▸ **INSTRUCTIONS TO FOLLOW**
Locate the lines of the listing below that hold "JSON", then copy each of them.

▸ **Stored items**

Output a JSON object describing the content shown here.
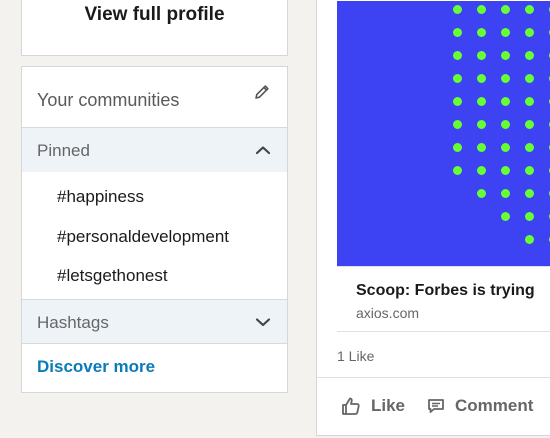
{
  "profile": {
    "view_full_profile": "View full profile"
  },
  "communities": {
    "title": "Your communities",
    "edit_icon": "pencil-icon",
    "pinned": {
      "label": "Pinned",
      "expanded": true,
      "tags": [
        "#happiness",
        "#personaldevelopment",
        "#letsgethonest"
      ]
    },
    "hashtags": {
      "label": "Hashtags",
      "expanded": false
    },
    "discover_more": "Discover more"
  },
  "post": {
    "image": {
      "background": "#3d42f2",
      "dot_color": "#66ff33"
    },
    "link_title": "Scoop: Forbes is trying",
    "link_source": "axios.com",
    "likes_count": "1 Like",
    "actions": {
      "like": "Like",
      "comment": "Comment"
    }
  },
  "colors": {
    "link_blue": "#0a7bb8",
    "section_bg": "#eef3f8",
    "page_bg": "#f3f2ef"
  }
}
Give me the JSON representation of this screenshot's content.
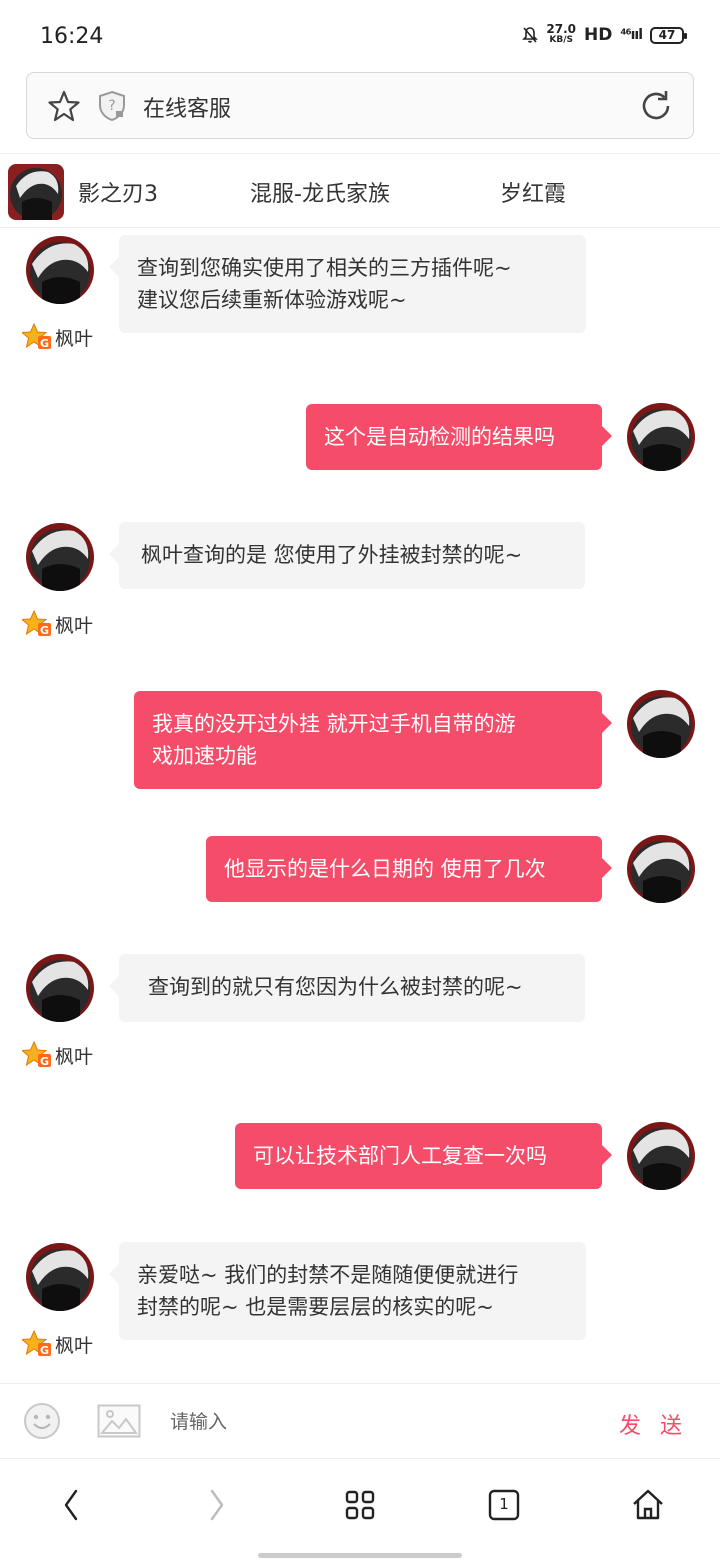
{
  "status_bar": {
    "time": "16:24",
    "speed_value": "27.0",
    "speed_unit": "KB/S",
    "hd": "HD",
    "signal": "⁴⁶ııl",
    "battery": "47"
  },
  "address_bar": {
    "title": "在线客服"
  },
  "game_tabs": {
    "game": "影之刃3",
    "server": "混服-龙氏家族",
    "character": "岁红霞"
  },
  "messages": [
    {
      "side": "agent",
      "lines": [
        "查询到您确实使用了相关的三方插件呢~",
        "建议您后续重新体验游戏呢~"
      ],
      "name": "枫叶"
    },
    {
      "side": "user",
      "lines": [
        "这个是自动检测的结果吗"
      ]
    },
    {
      "side": "agent",
      "lines": [
        "枫叶查询的是 您使用了外挂被封禁的呢~"
      ],
      "name": "枫叶"
    },
    {
      "side": "user",
      "lines": [
        "我真的没开过外挂 就开过手机自带的游",
        "戏加速功能"
      ]
    },
    {
      "side": "user",
      "lines": [
        "他显示的是什么日期的 使用了几次"
      ]
    },
    {
      "side": "agent",
      "lines": [
        "查询到的就只有您因为什么被封禁的呢~"
      ],
      "name": "枫叶"
    },
    {
      "side": "user",
      "lines": [
        "可以让技术部门人工复查一次吗"
      ]
    },
    {
      "side": "agent",
      "lines": [
        "亲爱哒~ 我们的封禁不是随随便便就进行",
        "封禁的呢~ 也是需要层层的核实的呢~"
      ],
      "name": "枫叶"
    }
  ],
  "input_bar": {
    "placeholder": "请输入",
    "send_label": "发 送"
  },
  "nav_bar": {
    "tab_count": "1",
    "icons": [
      "back-icon",
      "forward-icon",
      "menu-grid-icon",
      "tabs-icon",
      "home-icon"
    ]
  },
  "colors": {
    "user_bubble": "#f54c6a",
    "agent_bubble": "#f4f4f4",
    "send": "#f54c6a"
  }
}
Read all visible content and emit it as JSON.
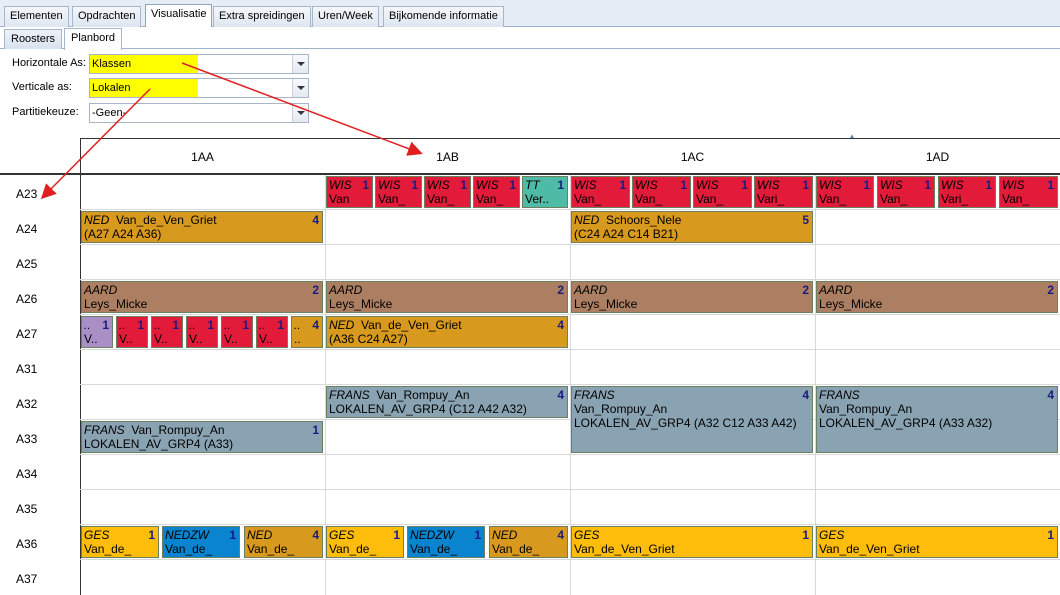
{
  "tabs": [
    "Elementen",
    "Opdrachten",
    "Visualisatie",
    "Extra spreidingen",
    "Uren/Week",
    "Bijkomende informatie"
  ],
  "subtabs": [
    "Roosters",
    "Planbord"
  ],
  "form": {
    "horizontal_label": "Horizontale As:",
    "horizontal_value": "Klassen",
    "vertical_label": "Verticale as:",
    "vertical_value": "Lokalen",
    "partition_label": "Partitiekeuze:",
    "partition_value": "-Geen-"
  },
  "columns": [
    "1AA",
    "1AB",
    "1AC",
    "1AD"
  ],
  "rows": [
    "A23",
    "A24",
    "A25",
    "A26",
    "A27",
    "A31",
    "A32",
    "A33",
    "A34",
    "A35",
    "A36",
    "A37"
  ],
  "colors": {
    "WIS": "#e31b3b",
    "TT": "#4dbba5",
    "NED": "#d89a1e",
    "AARD": "#ad7f62",
    "FRANS": "#8aa3b3",
    "GES": "#fdbd0a",
    "NEDZW": "#0a84cf",
    "other": "#a98fc6",
    "highlight": "#ffff00",
    "arrow": "#e02020"
  },
  "blocks": [
    {
      "id": "b1",
      "subj": "WIS",
      "count": "1",
      "teacher": "Van",
      "cls": "c-red"
    },
    {
      "id": "b2",
      "subj": "WIS",
      "count": "1",
      "teacher": "Van_",
      "cls": "c-red"
    },
    {
      "id": "b3",
      "subj": "WIS",
      "count": "1",
      "teacher": "Van_",
      "cls": "c-red"
    },
    {
      "id": "b4",
      "subj": "WIS",
      "count": "1",
      "teacher": "Van_",
      "cls": "c-red"
    },
    {
      "id": "b5",
      "subj": "TT",
      "count": "1",
      "teacher": "Ver..",
      "cls": "c-teal"
    },
    {
      "id": "b6",
      "subj": "WIS",
      "count": "1",
      "teacher": "Van_",
      "cls": "c-red"
    },
    {
      "id": "b7",
      "subj": "WIS",
      "count": "1",
      "teacher": "Van_",
      "cls": "c-red"
    },
    {
      "id": "b8",
      "subj": "WIS",
      "count": "1",
      "teacher": "Van_",
      "cls": "c-red"
    },
    {
      "id": "b9",
      "subj": "WIS",
      "count": "1",
      "teacher": "Vari_",
      "cls": "c-red"
    },
    {
      "id": "b10",
      "subj": "WIS",
      "count": "1",
      "teacher": "Van_",
      "cls": "c-red"
    },
    {
      "id": "b11",
      "subj": "WIS",
      "count": "1",
      "teacher": "Van_",
      "cls": "c-red"
    },
    {
      "id": "b12",
      "subj": "WIS",
      "count": "1",
      "teacher": "Vari_",
      "cls": "c-red"
    },
    {
      "id": "b13",
      "subj": "WIS",
      "count": "1",
      "teacher": "Van_",
      "cls": "c-red"
    },
    {
      "id": "b14",
      "subj": "NED",
      "count": "4",
      "teacher": "Van_de_Ven_Griet",
      "rooms": "(A27 A24 A36)",
      "cls": "c-orange"
    },
    {
      "id": "b15",
      "subj": "NED",
      "count": "5",
      "teacher": "Schoors_Nele",
      "rooms": "(C24 A24 C14 B21)",
      "cls": "c-orange"
    },
    {
      "id": "b16",
      "subj": "AARD",
      "count": "2",
      "teacher": "Leys_Micke",
      "cls": "c-brown"
    },
    {
      "id": "b17",
      "subj": "AARD",
      "count": "2",
      "teacher": "Leys_Micke",
      "cls": "c-brown"
    },
    {
      "id": "b18",
      "subj": "AARD",
      "count": "2",
      "teacher": "Leys_Micke",
      "cls": "c-brown"
    },
    {
      "id": "b19",
      "subj": "AARD",
      "count": "2",
      "teacher": "Leys_Micke",
      "cls": "c-brown"
    },
    {
      "id": "b20",
      "subj": "..",
      "count": "1",
      "teacher": "V..",
      "cls": "c-purple"
    },
    {
      "id": "b21",
      "subj": "..",
      "count": "1",
      "teacher": "V..",
      "cls": "c-red"
    },
    {
      "id": "b22",
      "subj": "..",
      "count": "1",
      "teacher": "V..",
      "cls": "c-red"
    },
    {
      "id": "b23",
      "subj": "..",
      "count": "1",
      "teacher": "V..",
      "cls": "c-red"
    },
    {
      "id": "b24",
      "subj": "..",
      "count": "1",
      "teacher": "V..",
      "cls": "c-red"
    },
    {
      "id": "b25",
      "subj": "..",
      "count": "1",
      "teacher": "V..",
      "cls": "c-red"
    },
    {
      "id": "b26",
      "subj": "..",
      "count": "4",
      "teacher": "..",
      "cls": "c-orange"
    },
    {
      "id": "b27",
      "subj": "NED",
      "count": "4",
      "teacher": "Van_de_Ven_Griet",
      "rooms": "(A36 C24 A27)",
      "cls": "c-orange"
    },
    {
      "id": "b28",
      "subj": "FRANS",
      "count": "4",
      "teacher": "Van_Rompuy_An",
      "rooms": "LOKALEN_AV_GRP4 (C12 A42 A32)",
      "cls": "c-grey"
    },
    {
      "id": "b29",
      "subj": "FRANS",
      "count": "4",
      "teacher": "Van_Rompuy_An",
      "rooms": "LOKALEN_AV_GRP4 (A32 C12 A33 A42)",
      "cls": "c-grey"
    },
    {
      "id": "b30",
      "subj": "FRANS",
      "count": "4",
      "teacher": "Van_Rompuy_An",
      "rooms": "LOKALEN_AV_GRP4 (A33 A32)",
      "cls": "c-grey"
    },
    {
      "id": "b31",
      "subj": "FRANS",
      "count": "1",
      "teacher": "Van_Rompuy_An",
      "rooms": "LOKALEN_AV_GRP4 (A33)",
      "cls": "c-grey"
    },
    {
      "id": "b32",
      "subj": "GES",
      "count": "1",
      "teacher": "Van_de_",
      "cls": "c-yellow"
    },
    {
      "id": "b33",
      "subj": "NEDZW",
      "count": "1",
      "teacher": "Van_de_",
      "cls": "c-blue"
    },
    {
      "id": "b34",
      "subj": "NED",
      "count": "4",
      "teacher": "Van_de_",
      "cls": "c-orange"
    },
    {
      "id": "b35",
      "subj": "GES",
      "count": "1",
      "teacher": "Van_de_",
      "cls": "c-yellow"
    },
    {
      "id": "b36",
      "subj": "NEDZW",
      "count": "1",
      "teacher": "Van_de_",
      "cls": "c-blue"
    },
    {
      "id": "b37",
      "subj": "NED",
      "count": "4",
      "teacher": "Van_de_",
      "cls": "c-orange"
    },
    {
      "id": "b38",
      "subj": "GES",
      "count": "1",
      "teacher": "Van_de_Ven_Griet",
      "cls": "c-yellow"
    },
    {
      "id": "b39",
      "subj": "GES",
      "count": "1",
      "teacher": "Van_de_Ven_Griet",
      "cls": "c-yellow"
    }
  ]
}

▸ **WRITTEN RESPONSE**
Output a JSON object describing the content shown here.
Give me the JSON representation of this screenshot's content.
Read all visible content and emit it as JSON.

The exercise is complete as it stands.